REQUIREMENTS: Every line with the word "icon" in it should be extracted from the data that follows.

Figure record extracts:
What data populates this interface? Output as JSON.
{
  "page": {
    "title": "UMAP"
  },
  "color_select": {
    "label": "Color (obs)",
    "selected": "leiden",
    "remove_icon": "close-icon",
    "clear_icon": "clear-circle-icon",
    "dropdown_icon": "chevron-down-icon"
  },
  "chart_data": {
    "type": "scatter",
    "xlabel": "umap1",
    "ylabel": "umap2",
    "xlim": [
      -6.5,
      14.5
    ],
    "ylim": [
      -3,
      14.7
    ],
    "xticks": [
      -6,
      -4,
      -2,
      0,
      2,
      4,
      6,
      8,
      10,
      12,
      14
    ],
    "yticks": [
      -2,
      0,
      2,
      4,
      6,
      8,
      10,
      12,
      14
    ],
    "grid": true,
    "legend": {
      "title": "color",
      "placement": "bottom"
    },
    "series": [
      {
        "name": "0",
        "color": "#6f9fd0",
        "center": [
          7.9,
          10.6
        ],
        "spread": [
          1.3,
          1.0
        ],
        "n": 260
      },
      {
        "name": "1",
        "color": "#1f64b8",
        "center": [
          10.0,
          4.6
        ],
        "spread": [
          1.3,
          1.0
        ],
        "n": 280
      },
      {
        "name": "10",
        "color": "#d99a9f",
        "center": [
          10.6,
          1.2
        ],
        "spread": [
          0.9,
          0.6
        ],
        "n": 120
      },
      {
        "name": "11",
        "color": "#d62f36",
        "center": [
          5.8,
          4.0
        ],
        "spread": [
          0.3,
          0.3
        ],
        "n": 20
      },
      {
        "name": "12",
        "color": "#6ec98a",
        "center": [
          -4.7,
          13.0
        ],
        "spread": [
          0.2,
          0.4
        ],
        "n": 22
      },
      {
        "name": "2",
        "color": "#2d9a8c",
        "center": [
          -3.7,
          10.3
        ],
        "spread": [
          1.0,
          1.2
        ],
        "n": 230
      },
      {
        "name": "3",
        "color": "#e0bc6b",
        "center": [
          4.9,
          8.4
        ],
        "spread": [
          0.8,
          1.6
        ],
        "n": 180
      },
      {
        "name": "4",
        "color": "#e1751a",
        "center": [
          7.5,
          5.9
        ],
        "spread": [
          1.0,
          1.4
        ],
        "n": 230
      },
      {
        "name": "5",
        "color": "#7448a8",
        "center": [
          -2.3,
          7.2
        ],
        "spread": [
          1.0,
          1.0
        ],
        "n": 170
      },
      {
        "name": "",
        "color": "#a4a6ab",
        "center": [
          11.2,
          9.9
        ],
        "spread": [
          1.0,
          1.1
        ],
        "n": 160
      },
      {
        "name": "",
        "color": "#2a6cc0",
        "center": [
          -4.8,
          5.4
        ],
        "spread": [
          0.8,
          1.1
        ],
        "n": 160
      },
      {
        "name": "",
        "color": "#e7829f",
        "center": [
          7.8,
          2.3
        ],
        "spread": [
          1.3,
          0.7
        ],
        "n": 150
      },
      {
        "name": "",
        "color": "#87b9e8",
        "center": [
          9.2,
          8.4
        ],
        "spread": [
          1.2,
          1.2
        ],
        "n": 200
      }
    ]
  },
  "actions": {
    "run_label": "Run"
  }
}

FINAL RESULT:
    "remove_icon": "close-icon",
    "clear_icon": "clear-circle-icon",
    "dropdown_icon": "chevron-down-icon"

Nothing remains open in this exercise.